◆ **Task instructions**
For the data below, report the number of lines that contain the string "изменений" and nothing else.

◆ **Data supplied**
══════════

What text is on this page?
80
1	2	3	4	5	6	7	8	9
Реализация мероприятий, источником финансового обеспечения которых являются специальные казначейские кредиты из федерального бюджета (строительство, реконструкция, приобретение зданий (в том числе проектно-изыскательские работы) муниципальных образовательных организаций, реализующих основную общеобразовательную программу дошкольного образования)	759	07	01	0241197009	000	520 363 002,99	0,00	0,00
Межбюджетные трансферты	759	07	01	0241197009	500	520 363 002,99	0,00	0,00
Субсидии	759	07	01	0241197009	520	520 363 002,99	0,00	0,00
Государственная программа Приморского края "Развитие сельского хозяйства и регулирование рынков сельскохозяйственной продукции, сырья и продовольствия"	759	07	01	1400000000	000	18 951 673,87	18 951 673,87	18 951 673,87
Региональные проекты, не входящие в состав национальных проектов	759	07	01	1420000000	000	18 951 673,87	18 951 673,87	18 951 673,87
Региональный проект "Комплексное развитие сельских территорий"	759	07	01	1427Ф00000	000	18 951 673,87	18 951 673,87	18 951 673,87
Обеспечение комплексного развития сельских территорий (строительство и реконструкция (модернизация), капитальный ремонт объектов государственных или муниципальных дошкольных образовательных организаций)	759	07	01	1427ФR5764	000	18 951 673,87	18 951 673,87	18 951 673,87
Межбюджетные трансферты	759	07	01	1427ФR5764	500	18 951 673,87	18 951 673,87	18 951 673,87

══════════

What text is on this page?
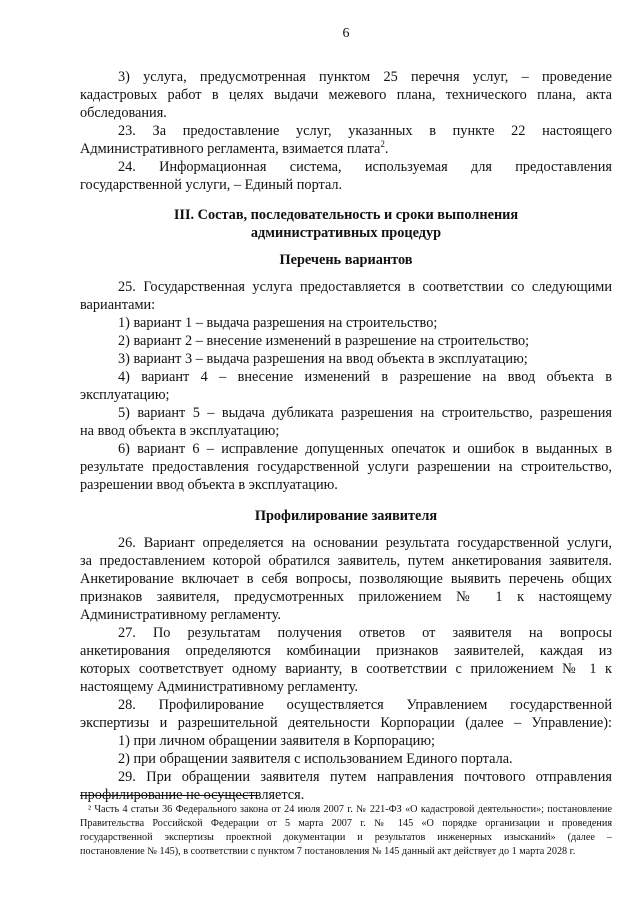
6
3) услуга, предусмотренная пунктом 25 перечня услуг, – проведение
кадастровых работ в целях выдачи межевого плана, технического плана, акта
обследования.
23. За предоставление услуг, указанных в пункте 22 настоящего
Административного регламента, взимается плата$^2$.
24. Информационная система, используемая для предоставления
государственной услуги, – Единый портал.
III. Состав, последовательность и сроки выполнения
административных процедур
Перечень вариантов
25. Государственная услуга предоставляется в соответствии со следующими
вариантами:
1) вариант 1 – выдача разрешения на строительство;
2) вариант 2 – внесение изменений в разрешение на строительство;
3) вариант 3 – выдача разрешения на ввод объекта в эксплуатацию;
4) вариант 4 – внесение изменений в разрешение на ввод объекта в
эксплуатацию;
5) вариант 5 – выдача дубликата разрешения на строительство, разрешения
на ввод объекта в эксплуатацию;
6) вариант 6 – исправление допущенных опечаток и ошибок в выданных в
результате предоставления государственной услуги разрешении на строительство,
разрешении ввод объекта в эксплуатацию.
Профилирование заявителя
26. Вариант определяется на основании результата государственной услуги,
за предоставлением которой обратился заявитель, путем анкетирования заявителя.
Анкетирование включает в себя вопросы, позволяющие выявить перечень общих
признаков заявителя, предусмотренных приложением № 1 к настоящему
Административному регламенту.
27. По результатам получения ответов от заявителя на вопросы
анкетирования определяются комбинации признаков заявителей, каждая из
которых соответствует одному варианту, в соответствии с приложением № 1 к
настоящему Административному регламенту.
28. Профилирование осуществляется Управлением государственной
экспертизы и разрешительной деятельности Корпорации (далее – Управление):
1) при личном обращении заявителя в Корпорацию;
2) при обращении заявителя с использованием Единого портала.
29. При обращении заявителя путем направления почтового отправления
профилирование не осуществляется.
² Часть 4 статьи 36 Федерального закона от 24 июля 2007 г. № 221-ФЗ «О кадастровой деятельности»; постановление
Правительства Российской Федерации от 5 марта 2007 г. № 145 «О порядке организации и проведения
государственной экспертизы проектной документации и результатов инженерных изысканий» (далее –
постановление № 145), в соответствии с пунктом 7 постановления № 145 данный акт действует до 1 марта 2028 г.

══════════

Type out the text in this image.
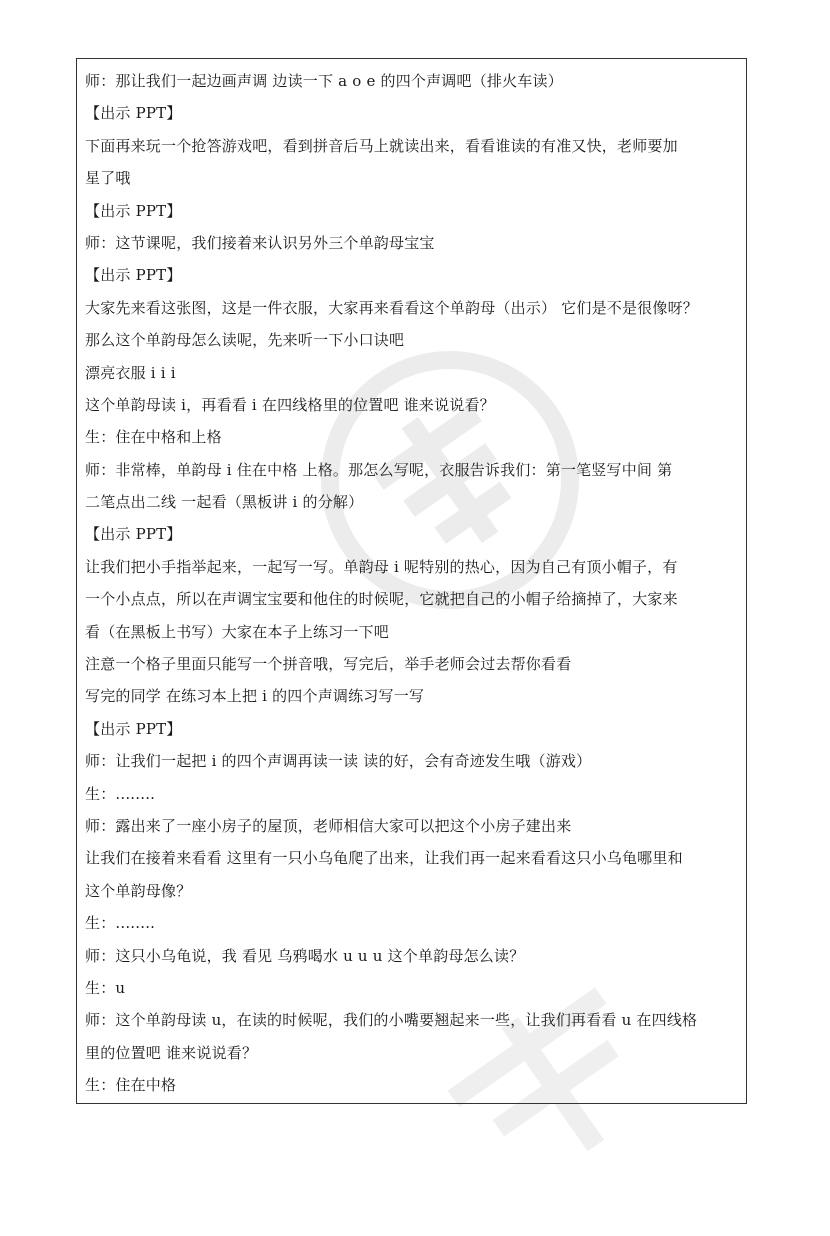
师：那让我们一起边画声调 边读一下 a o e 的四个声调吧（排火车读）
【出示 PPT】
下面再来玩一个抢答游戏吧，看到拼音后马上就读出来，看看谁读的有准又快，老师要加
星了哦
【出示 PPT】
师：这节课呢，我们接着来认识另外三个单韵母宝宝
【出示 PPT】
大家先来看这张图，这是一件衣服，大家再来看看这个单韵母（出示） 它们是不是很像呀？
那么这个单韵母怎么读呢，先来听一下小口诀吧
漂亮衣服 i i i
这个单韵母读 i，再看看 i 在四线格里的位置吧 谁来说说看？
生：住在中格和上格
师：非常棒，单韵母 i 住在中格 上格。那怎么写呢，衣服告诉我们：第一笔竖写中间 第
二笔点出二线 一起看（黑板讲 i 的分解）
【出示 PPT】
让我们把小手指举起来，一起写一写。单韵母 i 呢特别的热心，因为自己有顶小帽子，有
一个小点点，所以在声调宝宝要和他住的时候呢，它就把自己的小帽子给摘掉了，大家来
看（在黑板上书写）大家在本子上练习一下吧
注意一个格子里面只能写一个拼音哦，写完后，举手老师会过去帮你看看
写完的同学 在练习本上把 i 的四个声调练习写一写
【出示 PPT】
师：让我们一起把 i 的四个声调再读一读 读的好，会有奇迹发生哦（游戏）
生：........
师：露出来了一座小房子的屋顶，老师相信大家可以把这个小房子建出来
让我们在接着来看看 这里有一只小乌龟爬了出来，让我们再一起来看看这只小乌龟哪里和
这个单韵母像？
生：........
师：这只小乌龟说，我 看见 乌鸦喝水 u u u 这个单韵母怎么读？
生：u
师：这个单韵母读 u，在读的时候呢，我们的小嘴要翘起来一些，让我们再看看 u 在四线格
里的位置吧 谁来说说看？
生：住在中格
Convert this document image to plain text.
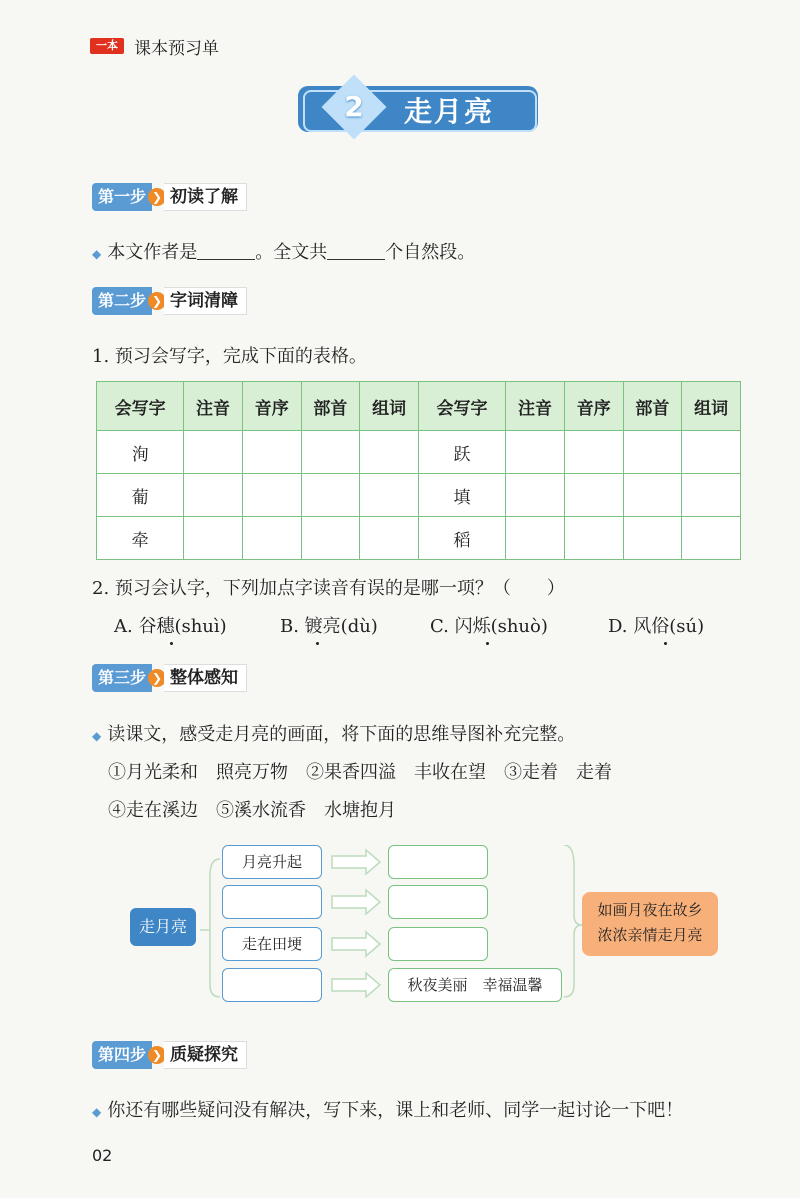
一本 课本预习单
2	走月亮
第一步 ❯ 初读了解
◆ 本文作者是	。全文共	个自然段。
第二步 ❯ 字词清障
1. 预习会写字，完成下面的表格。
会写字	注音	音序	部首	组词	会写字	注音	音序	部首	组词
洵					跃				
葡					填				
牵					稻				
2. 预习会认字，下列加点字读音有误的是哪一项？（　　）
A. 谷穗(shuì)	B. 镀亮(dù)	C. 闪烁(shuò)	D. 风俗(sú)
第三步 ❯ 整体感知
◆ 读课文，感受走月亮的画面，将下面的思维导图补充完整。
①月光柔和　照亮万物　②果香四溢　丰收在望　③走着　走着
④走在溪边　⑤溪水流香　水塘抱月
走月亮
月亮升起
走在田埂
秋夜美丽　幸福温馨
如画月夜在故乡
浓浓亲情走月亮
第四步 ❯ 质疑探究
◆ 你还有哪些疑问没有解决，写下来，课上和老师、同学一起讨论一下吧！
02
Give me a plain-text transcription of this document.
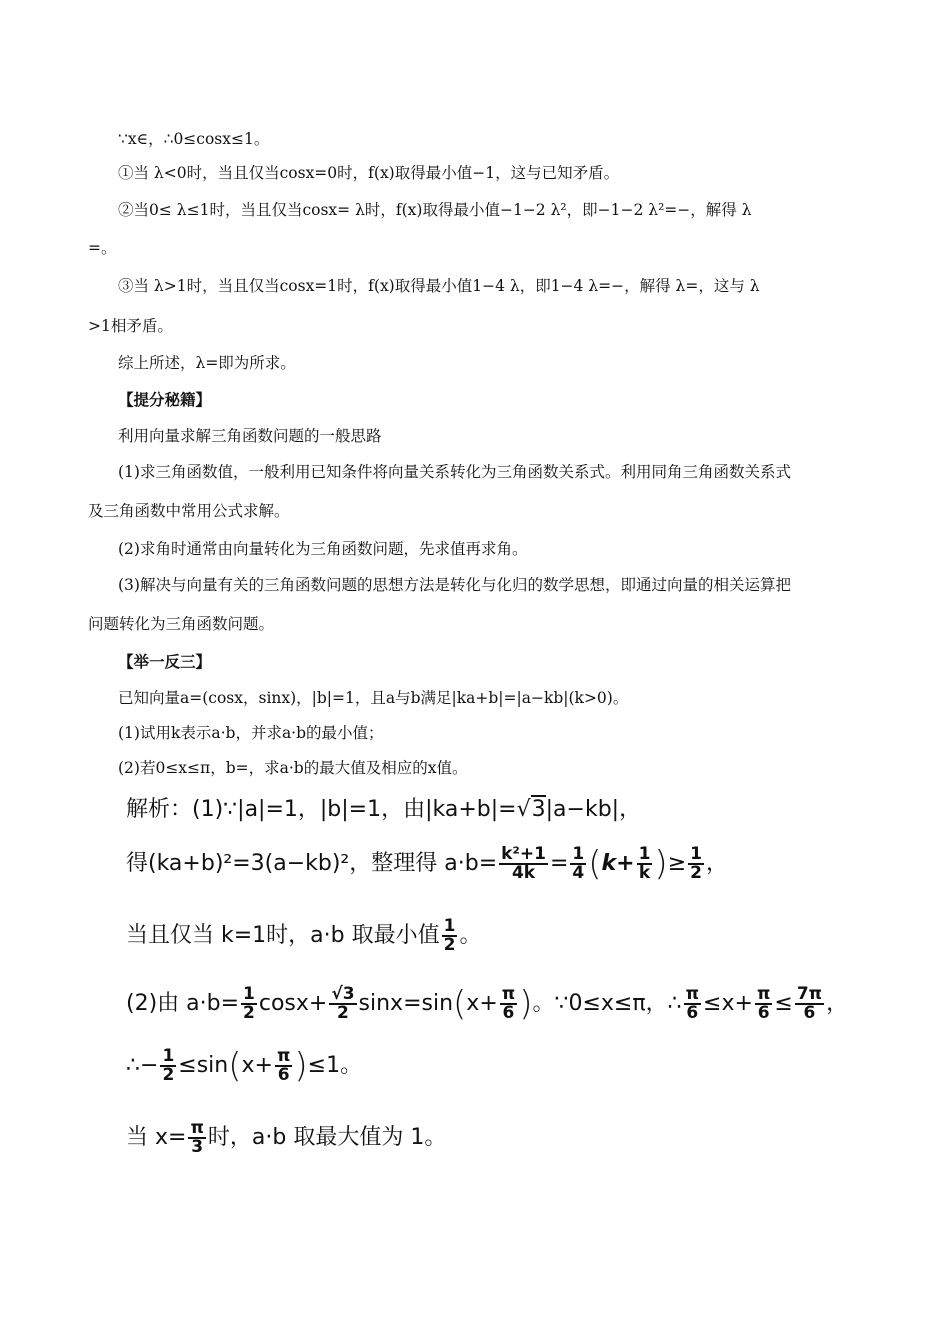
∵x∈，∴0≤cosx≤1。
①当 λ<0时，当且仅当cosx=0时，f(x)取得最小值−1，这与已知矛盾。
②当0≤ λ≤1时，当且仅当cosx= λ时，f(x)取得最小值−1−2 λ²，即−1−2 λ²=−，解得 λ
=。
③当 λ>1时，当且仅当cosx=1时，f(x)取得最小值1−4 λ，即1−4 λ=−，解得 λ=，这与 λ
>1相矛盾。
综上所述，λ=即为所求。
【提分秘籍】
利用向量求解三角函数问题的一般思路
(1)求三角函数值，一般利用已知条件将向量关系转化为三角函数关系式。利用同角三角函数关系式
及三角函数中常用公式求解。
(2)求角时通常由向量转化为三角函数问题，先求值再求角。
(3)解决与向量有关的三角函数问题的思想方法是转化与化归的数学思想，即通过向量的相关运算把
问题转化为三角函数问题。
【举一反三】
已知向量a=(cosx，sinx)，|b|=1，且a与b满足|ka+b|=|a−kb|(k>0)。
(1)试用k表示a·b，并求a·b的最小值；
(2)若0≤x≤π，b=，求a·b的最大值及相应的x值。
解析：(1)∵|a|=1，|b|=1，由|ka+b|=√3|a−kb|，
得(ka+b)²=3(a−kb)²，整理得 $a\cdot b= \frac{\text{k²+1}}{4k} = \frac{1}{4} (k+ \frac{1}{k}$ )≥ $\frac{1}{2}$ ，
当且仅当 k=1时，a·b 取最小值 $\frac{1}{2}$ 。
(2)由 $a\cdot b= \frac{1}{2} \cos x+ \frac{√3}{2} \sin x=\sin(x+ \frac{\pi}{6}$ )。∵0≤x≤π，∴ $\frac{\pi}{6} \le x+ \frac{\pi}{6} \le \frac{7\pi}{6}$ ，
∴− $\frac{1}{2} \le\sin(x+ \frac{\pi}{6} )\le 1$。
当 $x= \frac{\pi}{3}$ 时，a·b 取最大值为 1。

══════════

◆ **Answer to this problem**
2